Given exercise
Will you transcribe all the entries word for word, skipping the pictures they hold?

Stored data
_ _ _ _

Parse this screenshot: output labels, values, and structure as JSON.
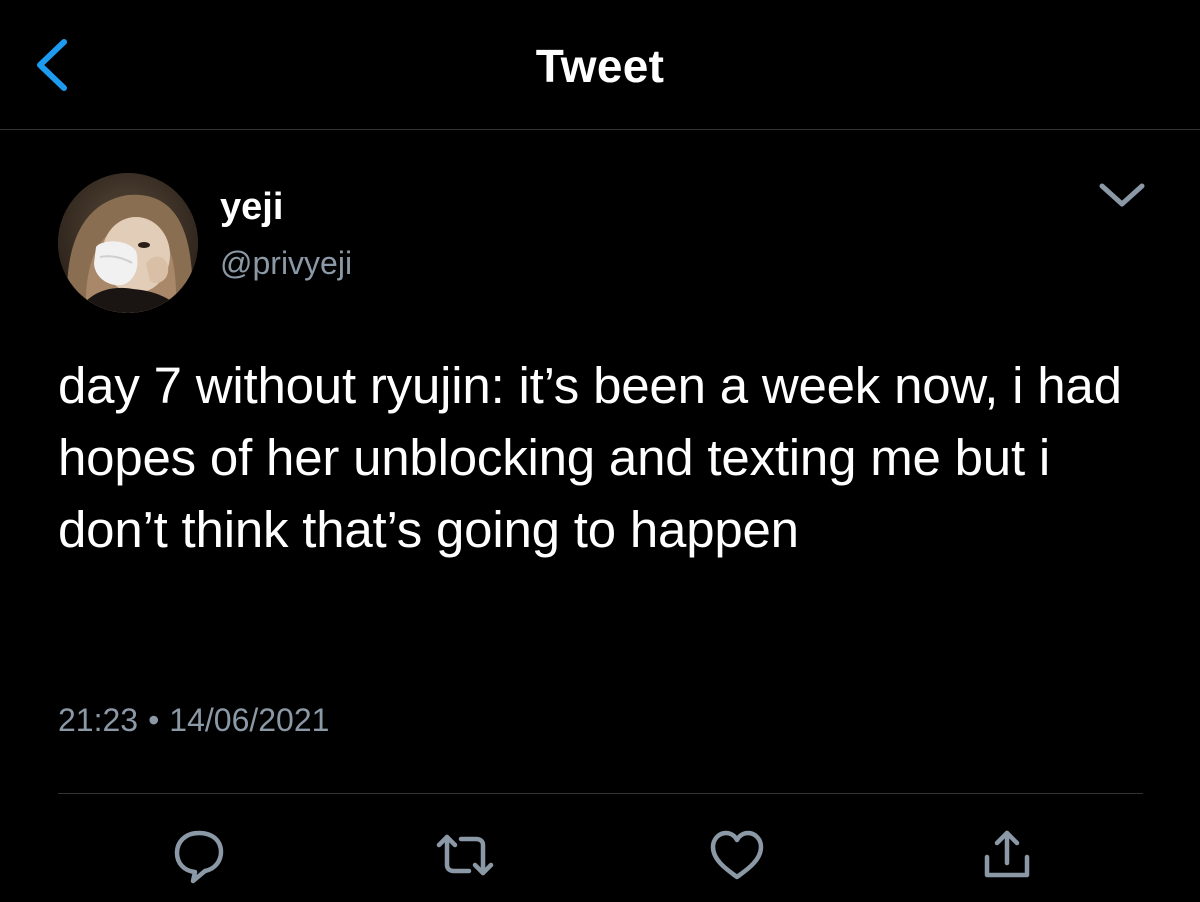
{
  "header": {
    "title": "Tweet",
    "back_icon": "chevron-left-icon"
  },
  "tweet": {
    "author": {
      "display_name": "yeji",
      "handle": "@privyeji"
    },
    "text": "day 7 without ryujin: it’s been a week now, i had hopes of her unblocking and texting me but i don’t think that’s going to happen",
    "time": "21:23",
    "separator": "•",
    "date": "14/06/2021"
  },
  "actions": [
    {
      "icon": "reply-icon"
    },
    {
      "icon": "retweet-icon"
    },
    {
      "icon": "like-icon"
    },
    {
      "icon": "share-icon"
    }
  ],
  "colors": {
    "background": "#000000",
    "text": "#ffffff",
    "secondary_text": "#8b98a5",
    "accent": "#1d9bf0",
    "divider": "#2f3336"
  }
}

_ _ _ _

Result of this exercise
Parse this screenshot: output labels, values, and structure as JSON.
{
  "header": {
    "title": "Tweet",
    "back_icon": "chevron-left-icon"
  },
  "tweet": {
    "author": {
      "display_name": "yeji",
      "handle": "@privyeji"
    },
    "text": "day 7 without ryujin: it’s been a week now, i had hopes of her unblocking and texting me but i don’t think that’s going to happen",
    "time": "21:23",
    "separator": "•",
    "date": "14/06/2021"
  },
  "actions": [
    {
      "icon": "reply-icon"
    },
    {
      "icon": "retweet-icon"
    },
    {
      "icon": "like-icon"
    },
    {
      "icon": "share-icon"
    }
  ],
  "colors": {
    "background": "#000000",
    "text": "#ffffff",
    "secondary_text": "#8b98a5",
    "accent": "#1d9bf0",
    "divider": "#2f3336"
  }
}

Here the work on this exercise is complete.